→ ASSIGNMENT 1
Copy the passage about the pilots' rescue between "The Coast Guard" and "a few days.", inclusive.
→ ASSIGNMENT 2
Using the passage about the pilots' rescue, list every craft or facility that either pilot was brought aboard or taken to.
→ ASSIGNMENT 3
Summarize the passage about the pilots' rescue in two sentences.

→ PASSAGE PROVIDED
====
The Coast Guard helicopter located a fuel slick and wreckage at around 2:30 a.m. Both pilots had escaped through the cockpit windows, and the captain was seen clinging to the vertical tail (the only part of the aircraft that could still be seen floating above the waves), while the first officer was in the water floating on a bed of cargo soaked in jet fuel. The captain was at the point of exhaustion and not fully responsive when he was hoisted aboard the helicopter. The first officer was lifted on board the ARFF rescue boat.

Both were taken to The Queen's Medical Center about 20 mi away. The captain was hospitalized in critical condition; the first officer was taken to hospital with a minor head injury and multiple lacerations. Both men were released from the hospital within a few days.
====
→ DATA PROVIDED
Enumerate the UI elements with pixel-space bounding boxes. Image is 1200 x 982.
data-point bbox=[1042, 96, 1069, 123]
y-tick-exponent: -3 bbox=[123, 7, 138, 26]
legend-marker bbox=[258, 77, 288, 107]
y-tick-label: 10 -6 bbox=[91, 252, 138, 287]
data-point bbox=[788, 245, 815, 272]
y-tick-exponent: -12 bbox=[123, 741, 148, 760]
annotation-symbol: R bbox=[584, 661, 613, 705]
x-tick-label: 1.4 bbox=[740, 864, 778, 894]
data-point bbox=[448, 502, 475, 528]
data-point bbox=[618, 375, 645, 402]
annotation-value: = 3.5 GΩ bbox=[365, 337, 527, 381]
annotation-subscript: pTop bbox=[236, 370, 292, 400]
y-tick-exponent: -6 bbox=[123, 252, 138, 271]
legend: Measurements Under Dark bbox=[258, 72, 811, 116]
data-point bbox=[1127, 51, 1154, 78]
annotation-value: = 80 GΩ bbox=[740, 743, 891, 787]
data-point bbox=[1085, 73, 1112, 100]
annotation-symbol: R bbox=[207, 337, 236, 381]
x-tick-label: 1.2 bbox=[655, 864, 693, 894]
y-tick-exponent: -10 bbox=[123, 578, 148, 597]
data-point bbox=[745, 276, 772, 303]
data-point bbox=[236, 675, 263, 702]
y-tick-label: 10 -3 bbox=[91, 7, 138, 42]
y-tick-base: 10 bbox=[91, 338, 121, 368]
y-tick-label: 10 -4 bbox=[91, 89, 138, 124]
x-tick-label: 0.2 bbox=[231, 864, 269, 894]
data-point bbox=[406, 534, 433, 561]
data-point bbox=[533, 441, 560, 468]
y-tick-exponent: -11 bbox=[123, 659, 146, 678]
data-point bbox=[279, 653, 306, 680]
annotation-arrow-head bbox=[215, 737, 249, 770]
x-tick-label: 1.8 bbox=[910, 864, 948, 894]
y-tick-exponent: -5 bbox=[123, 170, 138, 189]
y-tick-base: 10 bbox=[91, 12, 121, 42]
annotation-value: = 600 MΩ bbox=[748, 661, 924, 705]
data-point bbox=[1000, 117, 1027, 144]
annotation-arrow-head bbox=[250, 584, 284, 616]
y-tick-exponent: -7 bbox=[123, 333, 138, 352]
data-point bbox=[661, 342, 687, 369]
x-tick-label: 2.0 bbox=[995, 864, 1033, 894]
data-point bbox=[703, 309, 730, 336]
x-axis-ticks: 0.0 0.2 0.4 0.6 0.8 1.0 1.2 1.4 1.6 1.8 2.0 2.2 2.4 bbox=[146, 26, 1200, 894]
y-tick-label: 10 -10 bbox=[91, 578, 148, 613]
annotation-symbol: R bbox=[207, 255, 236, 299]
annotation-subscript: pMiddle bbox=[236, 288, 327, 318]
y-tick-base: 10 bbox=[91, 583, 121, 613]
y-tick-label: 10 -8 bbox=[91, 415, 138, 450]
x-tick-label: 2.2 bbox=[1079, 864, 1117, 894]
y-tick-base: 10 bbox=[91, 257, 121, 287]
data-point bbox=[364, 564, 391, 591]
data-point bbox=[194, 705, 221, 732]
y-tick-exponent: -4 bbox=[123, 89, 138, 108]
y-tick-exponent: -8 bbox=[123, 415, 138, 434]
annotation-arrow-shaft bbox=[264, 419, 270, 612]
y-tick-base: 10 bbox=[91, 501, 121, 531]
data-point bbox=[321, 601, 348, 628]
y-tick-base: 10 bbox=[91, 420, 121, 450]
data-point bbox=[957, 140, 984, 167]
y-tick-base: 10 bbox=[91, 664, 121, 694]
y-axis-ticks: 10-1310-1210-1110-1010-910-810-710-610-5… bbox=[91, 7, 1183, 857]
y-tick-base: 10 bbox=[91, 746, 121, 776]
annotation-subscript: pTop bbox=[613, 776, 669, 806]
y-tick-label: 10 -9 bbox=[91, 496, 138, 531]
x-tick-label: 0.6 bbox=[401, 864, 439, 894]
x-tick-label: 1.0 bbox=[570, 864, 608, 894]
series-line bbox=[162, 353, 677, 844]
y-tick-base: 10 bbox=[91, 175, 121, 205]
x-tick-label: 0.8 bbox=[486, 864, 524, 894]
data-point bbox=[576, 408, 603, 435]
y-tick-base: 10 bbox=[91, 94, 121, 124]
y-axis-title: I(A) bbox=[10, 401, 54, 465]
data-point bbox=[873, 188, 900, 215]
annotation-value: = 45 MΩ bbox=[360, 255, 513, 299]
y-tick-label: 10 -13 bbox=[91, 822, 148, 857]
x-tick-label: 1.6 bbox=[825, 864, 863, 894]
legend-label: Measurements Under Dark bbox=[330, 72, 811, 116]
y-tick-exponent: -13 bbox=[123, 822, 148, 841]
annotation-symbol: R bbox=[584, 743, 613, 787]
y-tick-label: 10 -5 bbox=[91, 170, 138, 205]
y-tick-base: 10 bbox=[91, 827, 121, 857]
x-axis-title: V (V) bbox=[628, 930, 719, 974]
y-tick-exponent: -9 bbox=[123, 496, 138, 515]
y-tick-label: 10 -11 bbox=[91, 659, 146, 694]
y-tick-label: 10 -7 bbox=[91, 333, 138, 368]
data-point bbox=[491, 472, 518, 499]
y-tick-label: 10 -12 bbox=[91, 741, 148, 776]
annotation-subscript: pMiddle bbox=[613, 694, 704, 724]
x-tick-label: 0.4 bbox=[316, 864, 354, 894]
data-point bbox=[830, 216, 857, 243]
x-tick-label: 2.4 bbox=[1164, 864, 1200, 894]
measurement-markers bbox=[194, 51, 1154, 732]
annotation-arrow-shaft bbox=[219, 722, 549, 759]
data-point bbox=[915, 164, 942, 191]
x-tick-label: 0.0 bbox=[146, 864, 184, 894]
====
→ ANSWER SECTION 1
The Coast Guard helicopter located a fuel slick and wreckage at around 2:30 a.m. Both pilots had escaped through the cockpit windows, and the captain was seen clinging to the vertical tail (the only part of the aircraft that could still be seen floating above the waves), while the first officer was in the water floating on a bed of cargo soaked in jet fuel. The captain was at the point of exhaustion and not fully responsive when he was hoisted aboard the helicopter. The first officer was lifted on board the ARFF rescue boat.

Both were taken to The Queen's Medical Center about 20 mi away. The captain was hospitalized in critical condition; the first officer was taken to hospital with a minor head injury and multiple lacerations. Both men were released from the hospital within a few days.

→ ANSWER SECTION 2
- the Coast Guard helicopter
- the ARFF rescue boat
- The Queen's Medical Center

→ ANSWER SECTION 3
After both pilots escaped through the cockpit windows, a Coast Guard helicopter hoisted the exhausted captain from the floating tail, and the first officer was lifted from the water onto the ARFF rescue boat. Both were taken to The Queen's Medical Center, where the captain was in critical condition and the first officer was treated for a minor head injury and lacerations, and both were released within a few days.